## WORK TO BE COMPLETED
Leaving out the pictures, please retype each record exactly.

═════ GIVEN ENTRIES ═════

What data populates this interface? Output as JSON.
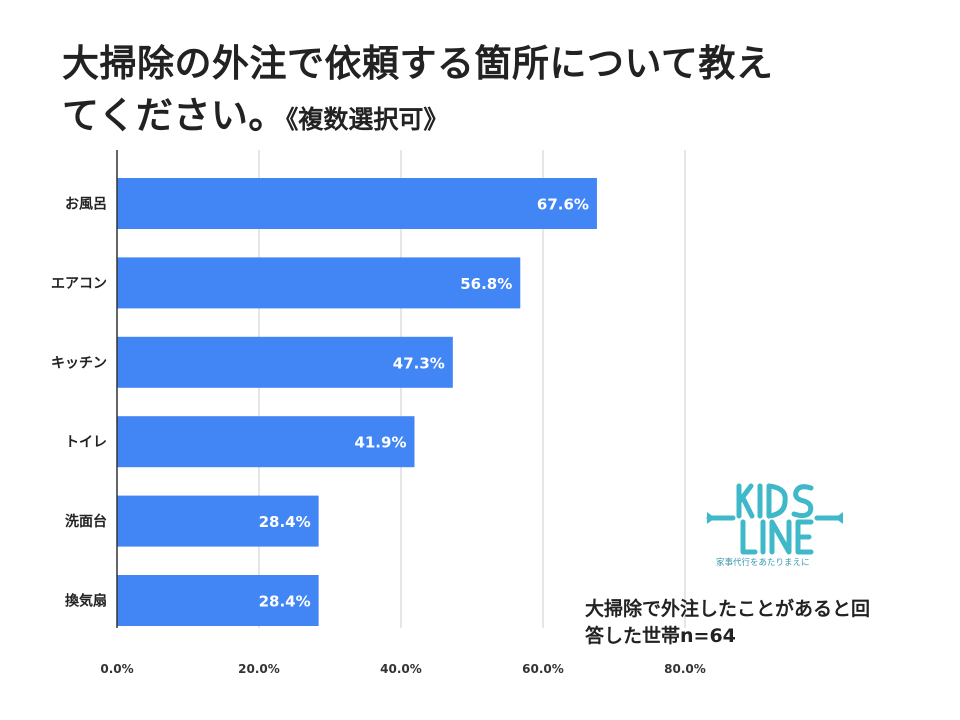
{
  "title": {
    "line1": "大掃除の外注で依頼する箇所について教え",
    "line2": "てください。",
    "suffix": "《複数選択可》"
  },
  "note": {
    "line1": "大掃除で外注したことがあると回",
    "line2": "答した世帯n=64"
  },
  "logo": {
    "text": "KIDS LINE",
    "tagline": "家事代行をあたりまえに"
  },
  "colors": {
    "bar": "#4285f4",
    "grid": "#cccccc",
    "axis": "#333333",
    "logo": "#3fb8c9"
  },
  "chart_data": {
    "type": "bar",
    "orientation": "horizontal",
    "categories": [
      "お風呂",
      "エアコン",
      "キッチン",
      "トイレ",
      "洗面台",
      "換気扇"
    ],
    "values": [
      67.6,
      56.8,
      47.3,
      41.9,
      28.4,
      28.4
    ],
    "data_labels": [
      "67.6%",
      "56.8%",
      "47.3%",
      "41.9%",
      "28.4%",
      "28.4%"
    ],
    "xlim": [
      0,
      80
    ],
    "xticks": [
      0,
      20,
      40,
      60,
      80
    ],
    "xtick_labels": [
      "0.0%",
      "20.0%",
      "40.0%",
      "60.0%",
      "80.0%"
    ],
    "grid": true,
    "legend": "none"
  }
}
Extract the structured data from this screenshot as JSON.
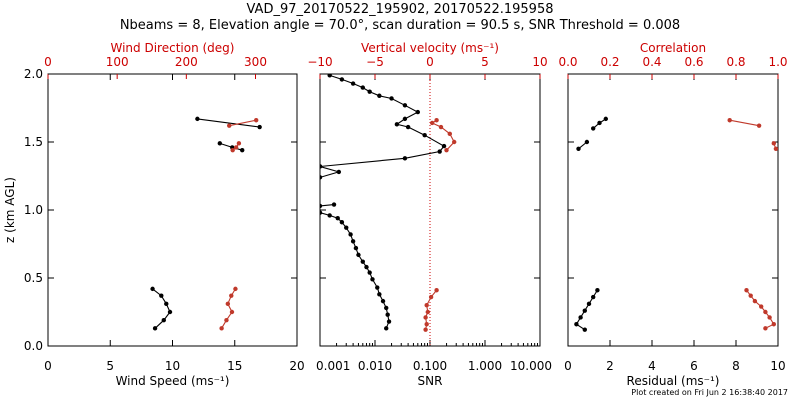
{
  "header": {
    "title": "VAD_97_20170522_195902, 20170522.195958",
    "subtitle": "Nbeams = 8, Elevation angle = 70.0°, scan duration = 90.5 s, SNR Threshold = 0.008"
  },
  "footer": {
    "text": "Plot created on Fri Jun  2 16:38:40 2017"
  },
  "colors": {
    "primary_series": "#000000",
    "secondary_series": "#c0392b",
    "secondary_axis": "#cc0000"
  },
  "chart_data": [
    {
      "type": "line",
      "ylabel": "z (km AGL)",
      "ylim": [
        0,
        2
      ],
      "yticks": [
        "0.0",
        "0.5",
        "1.0",
        "1.5",
        "2.0"
      ],
      "bottom_axis": {
        "label": "Wind Speed (ms⁻¹)",
        "range": [
          0,
          20
        ],
        "tick_labels": [
          "0",
          "5",
          "10",
          "15",
          "20"
        ]
      },
      "top_axis": {
        "label": "Wind Direction (deg)",
        "range": [
          0,
          360
        ],
        "tick_labels": [
          "0",
          "100",
          "200",
          "300"
        ],
        "color": "#cc0000"
      },
      "series": [
        {
          "axis": "bottom",
          "color": "#000000",
          "segments": [
            {
              "x": [
                8.6,
                9.3,
                9.8,
                9.5,
                9.1,
                8.4
              ],
              "y": [
                0.13,
                0.19,
                0.25,
                0.31,
                0.37,
                0.42
              ]
            },
            {
              "x": [
                13.8,
                14.8,
                15.6
              ],
              "y": [
                1.49,
                1.46,
                1.44
              ]
            },
            {
              "x": [
                12.0,
                17.0
              ],
              "y": [
                1.67,
                1.61
              ]
            }
          ]
        },
        {
          "axis": "top",
          "color": "#c0392b",
          "segments": [
            {
              "x": [
                251,
                258,
                266,
                260,
                265,
                271
              ],
              "y": [
                0.13,
                0.19,
                0.25,
                0.31,
                0.37,
                0.42
              ]
            },
            {
              "x": [
                267,
                272,
                276
              ],
              "y": [
                1.44,
                1.46,
                1.49
              ]
            },
            {
              "x": [
                262,
                301
              ],
              "y": [
                1.62,
                1.66
              ]
            }
          ]
        }
      ]
    },
    {
      "type": "line",
      "ylim": [
        0,
        2
      ],
      "bottom_axis": {
        "label": "SNR",
        "scale": "log",
        "range": [
          0.001,
          10
        ],
        "tick_labels": [
          "0.001",
          "0.010",
          "0.100",
          "1.000",
          "10.000"
        ]
      },
      "top_axis": {
        "label": "Vertical velocity (ms⁻¹)",
        "range": [
          -10,
          10
        ],
        "tick_labels": [
          "−10",
          "−5",
          "0",
          "5",
          "10"
        ],
        "color": "#cc0000"
      },
      "reference_line": {
        "axis": "top",
        "x": 0,
        "style": "dotted",
        "color": "#cc0000"
      },
      "series": [
        {
          "axis": "bottom",
          "color": "#000000",
          "segments": [
            {
              "x": [
                0.016,
                0.018,
                0.017,
                0.016,
                0.014,
                0.012,
                0.011,
                0.009,
                0.008,
                0.007,
                0.006,
                0.005,
                0.0045,
                0.004,
                0.0036,
                0.003,
                0.0025,
                0.0021,
                0.0015,
                0.001
              ],
              "y": [
                0.13,
                0.18,
                0.23,
                0.28,
                0.33,
                0.38,
                0.43,
                0.49,
                0.54,
                0.58,
                0.62,
                0.67,
                0.72,
                0.77,
                0.82,
                0.87,
                0.91,
                0.94,
                0.96,
                0.98
              ]
            },
            {
              "x": [
                0.001,
                0.0018
              ],
              "y": [
                1.03,
                1.04
              ]
            },
            {
              "x": [
                0.001,
                0.0022,
                0.001
              ],
              "y": [
                1.24,
                1.28,
                1.32
              ]
            },
            {
              "x": [
                0.001,
                0.035,
                0.15,
                0.18,
                0.08,
                0.04,
                0.025,
                0.035,
                0.06,
                0.035,
                0.02,
                0.012,
                0.008,
                0.006,
                0.004,
                0.0025,
                0.0015
              ],
              "y": [
                1.32,
                1.38,
                1.43,
                1.47,
                1.55,
                1.61,
                1.63,
                1.67,
                1.72,
                1.77,
                1.82,
                1.84,
                1.87,
                1.9,
                1.93,
                1.96,
                1.99
              ]
            }
          ]
        },
        {
          "axis": "top",
          "color": "#c0392b",
          "segments": [
            {
              "x": [
                -0.4,
                -0.3,
                -0.4,
                -0.2,
                -0.3,
                0.1,
                0.6
              ],
              "y": [
                0.12,
                0.16,
                0.21,
                0.25,
                0.3,
                0.36,
                0.41
              ]
            },
            {
              "x": [
                1.5,
                2.2,
                1.8,
                1.0,
                0.2,
                0.6
              ],
              "y": [
                1.44,
                1.5,
                1.56,
                1.61,
                1.64,
                1.66
              ]
            }
          ]
        }
      ]
    },
    {
      "type": "line",
      "ylim": [
        0,
        2
      ],
      "bottom_axis": {
        "label": "Residual (ms⁻¹)",
        "range": [
          0,
          10
        ],
        "tick_labels": [
          "0",
          "2",
          "4",
          "6",
          "8",
          "10"
        ]
      },
      "top_axis": {
        "label": "Correlation",
        "range": [
          0,
          1
        ],
        "tick_labels": [
          "0.0",
          "0.2",
          "0.4",
          "0.6",
          "0.8",
          "1.0"
        ],
        "color": "#cc0000"
      },
      "series": [
        {
          "axis": "bottom",
          "color": "#000000",
          "segments": [
            {
              "x": [
                0.8,
                0.4,
                0.6,
                0.8,
                1.0,
                1.2,
                1.4
              ],
              "y": [
                0.12,
                0.16,
                0.21,
                0.26,
                0.31,
                0.36,
                0.41
              ]
            },
            {
              "x": [
                0.5,
                0.9
              ],
              "y": [
                1.45,
                1.5
              ]
            },
            {
              "x": [
                1.2,
                1.5,
                1.8
              ],
              "y": [
                1.6,
                1.64,
                1.67
              ]
            }
          ]
        },
        {
          "axis": "top",
          "color": "#c0392b",
          "segments": [
            {
              "x": [
                0.94,
                0.98,
                0.96,
                0.94,
                0.92,
                0.89,
                0.87,
                0.85
              ],
              "y": [
                0.13,
                0.16,
                0.21,
                0.25,
                0.29,
                0.33,
                0.37,
                0.41
              ]
            },
            {
              "x": [
                0.99,
                0.98
              ],
              "y": [
                1.45,
                1.49
              ]
            },
            {
              "x": [
                0.77,
                0.91
              ],
              "y": [
                1.66,
                1.62
              ]
            }
          ]
        }
      ]
    }
  ]
}
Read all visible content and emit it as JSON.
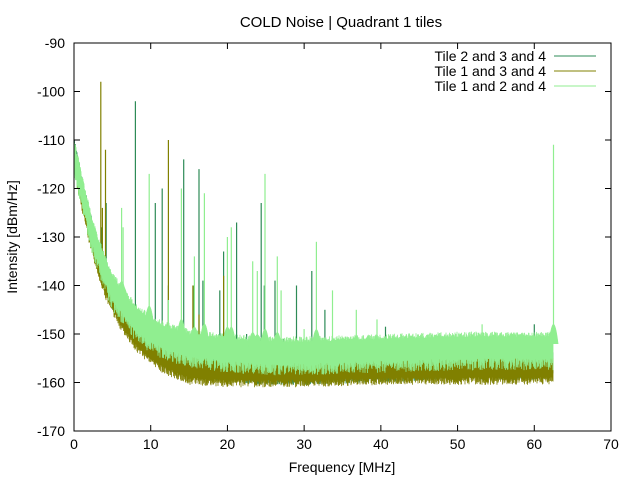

═════

## REPLY
What data populates this interface? Output as JSON.
{
  "title": {
    "line1": "大掃除の外注で依頼する箇所について教え",
    "line2": "てください。",
    "suffix": "《複数選択可》"
  },
  "note": {
    "line1": "大掃除で外注したことがあると回",
    "line2": "答した世帯n=64"
  },
  "logo": {
    "text": "KIDS LINE",
    "tagline": "家事代行をあたりまえに"
  },
  "colors": {
    "bar": "#4285f4",
    "grid": "#cccccc",
    "axis": "#333333",
    "logo": "#3fb8c9"
  },
  "chart_data": {
    "type": "bar",
    "orientation": "horizontal",
    "categories": [
      "お風呂",
      "エアコン",
      "キッチン",
      "トイレ",
      "洗面台",
      "換気扇"
    ],
    "values": [
      67.6,
      56.8,
      47.3,
      41.9,
      28.4,
      28.4
    ],
    "data_labels": [
      "67.6%",
      "56.8%",
      "47.3%",
      "41.9%",
      "28.4%",
      "28.4%"
    ],
    "xlim": [
      0,
      80
    ],
    "xticks": [
      0,
      20,
      40,
      60,
      80
    ],
    "xtick_labels": [
      "0.0%",
      "20.0%",
      "40.0%",
      "60.0%",
      "80.0%"
    ],
    "grid": true,
    "legend": "none"
  }
}
Extract the structured data from this screenshot as JSON.
{
  "header": {
    "title": "VAD_97_20170522_195902, 20170522.195958",
    "subtitle": "Nbeams = 8, Elevation angle = 70.0°, scan duration = 90.5 s, SNR Threshold = 0.008"
  },
  "footer": {
    "text": "Plot created on Fri Jun  2 16:38:40 2017"
  },
  "colors": {
    "primary_series": "#000000",
    "secondary_series": "#c0392b",
    "secondary_axis": "#cc0000"
  },
  "chart_data": [
    {
      "type": "line",
      "ylabel": "z (km AGL)",
      "ylim": [
        0,
        2
      ],
      "yticks": [
        "0.0",
        "0.5",
        "1.0",
        "1.5",
        "2.0"
      ],
      "bottom_axis": {
        "label": "Wind Speed (ms⁻¹)",
        "range": [
          0,
          20
        ],
        "tick_labels": [
          "0",
          "5",
          "10",
          "15",
          "20"
        ]
      },
      "top_axis": {
        "label": "Wind Direction (deg)",
        "range": [
          0,
          360
        ],
        "tick_labels": [
          "0",
          "100",
          "200",
          "300"
        ],
        "color": "#cc0000"
      },
      "series": [
        {
          "axis": "bottom",
          "color": "#000000",
          "segments": [
            {
              "x": [
                8.6,
                9.3,
                9.8,
                9.5,
                9.1,
                8.4
              ],
              "y": [
                0.13,
                0.19,
                0.25,
                0.31,
                0.37,
                0.42
              ]
            },
            {
              "x": [
                13.8,
                14.8,
                15.6
              ],
              "y": [
                1.49,
                1.46,
                1.44
              ]
            },
            {
              "x": [
                12.0,
                17.0
              ],
              "y": [
                1.67,
                1.61
              ]
            }
          ]
        },
        {
          "axis": "top",
          "color": "#c0392b",
          "segments": [
            {
              "x": [
                251,
                258,
                266,
                260,
                265,
                271
              ],
              "y": [
                0.13,
                0.19,
                0.25,
                0.31,
                0.37,
                0.42
              ]
            },
            {
              "x": [
                267,
                272,
                276
              ],
              "y": [
                1.44,
                1.46,
                1.49
              ]
            },
            {
              "x": [
                262,
                301
              ],
              "y": [
                1.62,
                1.66
              ]
            }
          ]
        }
      ]
    },
    {
      "type": "line",
      "ylim": [
        0,
        2
      ],
      "bottom_axis": {
        "label": "SNR",
        "scale": "log",
        "range": [
          0.001,
          10
        ],
        "tick_labels": [
          "0.001",
          "0.010",
          "0.100",
          "1.000",
          "10.000"
        ]
      },
      "top_axis": {
        "label": "Vertical velocity (ms⁻¹)",
        "range": [
          -10,
          10
        ],
        "tick_labels": [
          "−10",
          "−5",
          "0",
          "5",
          "10"
        ],
        "color": "#cc0000"
      },
      "reference_line": {
        "axis": "top",
        "x": 0,
        "style": "dotted",
        "color": "#cc0000"
      },
      "series": [
        {
          "axis": "bottom",
          "color": "#000000",
          "segments": [
            {
              "x": [
                0.016,
                0.018,
                0.017,
                0.016,
                0.014,
                0.012,
                0.011,
                0.009,
                0.008,
                0.007,
                0.006,
                0.005,
                0.0045,
                0.004,
                0.0036,
                0.003,
                0.0025,
                0.0021,
                0.0015,
                0.001
              ],
              "y": [
                0.13,
                0.18,
                0.23,
                0.28,
                0.33,
                0.38,
                0.43,
                0.49,
                0.54,
                0.58,
                0.62,
                0.67,
                0.72,
                0.77,
                0.82,
                0.87,
                0.91,
                0.94,
                0.96,
                0.98
              ]
            },
            {
              "x": [
                0.001,
                0.0018
              ],
              "y": [
                1.03,
                1.04
              ]
            },
            {
              "x": [
                0.001,
                0.0022,
                0.001
              ],
              "y": [
                1.24,
                1.28,
                1.32
              ]
            },
            {
              "x": [
                0.001,
                0.035,
                0.15,
                0.18,
                0.08,
                0.04,
                0.025,
                0.035,
                0.06,
                0.035,
                0.02,
                0.012,
                0.008,
                0.006,
                0.004,
                0.0025,
                0.0015
              ],
              "y": [
                1.32,
                1.38,
                1.43,
                1.47,
                1.55,
                1.61,
                1.63,
                1.67,
                1.72,
                1.77,
                1.82,
                1.84,
                1.87,
                1.9,
                1.93,
                1.96,
                1.99
              ]
            }
          ]
        },
        {
          "axis": "top",
          "color": "#c0392b",
          "segments": [
            {
              "x": [
                -0.4,
                -0.3,
                -0.4,
                -0.2,
                -0.3,
                0.1,
                0.6
              ],
              "y": [
                0.12,
                0.16,
                0.21,
                0.25,
                0.3,
                0.36,
                0.41
              ]
            },
            {
              "x": [
                1.5,
                2.2,
                1.8,
                1.0,
                0.2,
                0.6
              ],
              "y": [
                1.44,
                1.5,
                1.56,
                1.61,
                1.64,
                1.66
              ]
            }
          ]
        }
      ]
    },
    {
      "type": "line",
      "ylim": [
        0,
        2
      ],
      "bottom_axis": {
        "label": "Residual (ms⁻¹)",
        "range": [
          0,
          10
        ],
        "tick_labels": [
          "0",
          "2",
          "4",
          "6",
          "8",
          "10"
        ]
      },
      "top_axis": {
        "label": "Correlation",
        "range": [
          0,
          1
        ],
        "tick_labels": [
          "0.0",
          "0.2",
          "0.4",
          "0.6",
          "0.8",
          "1.0"
        ],
        "color": "#cc0000"
      },
      "series": [
        {
          "axis": "bottom",
          "color": "#000000",
          "segments": [
            {
              "x": [
                0.8,
                0.4,
                0.6,
                0.8,
                1.0,
                1.2,
                1.4
              ],
              "y": [
                0.12,
                0.16,
                0.21,
                0.26,
                0.31,
                0.36,
                0.41
              ]
            },
            {
              "x": [
                0.5,
                0.9
              ],
              "y": [
                1.45,
                1.5
              ]
            },
            {
              "x": [
                1.2,
                1.5,
                1.8
              ],
              "y": [
                1.6,
                1.64,
                1.67
              ]
            }
          ]
        },
        {
          "axis": "top",
          "color": "#c0392b",
          "segments": [
            {
              "x": [
                0.94,
                0.98,
                0.96,
                0.94,
                0.92,
                0.89,
                0.87,
                0.85
              ],
              "y": [
                0.13,
                0.16,
                0.21,
                0.25,
                0.29,
                0.33,
                0.37,
                0.41
              ]
            },
            {
              "x": [
                0.99,
                0.98
              ],
              "y": [
                1.45,
                1.49
              ]
            },
            {
              "x": [
                0.77,
                0.91
              ],
              "y": [
                1.66,
                1.62
              ]
            }
          ]
        }
      ]
    }
  ]
}
Read all visible content and emit it as JSON.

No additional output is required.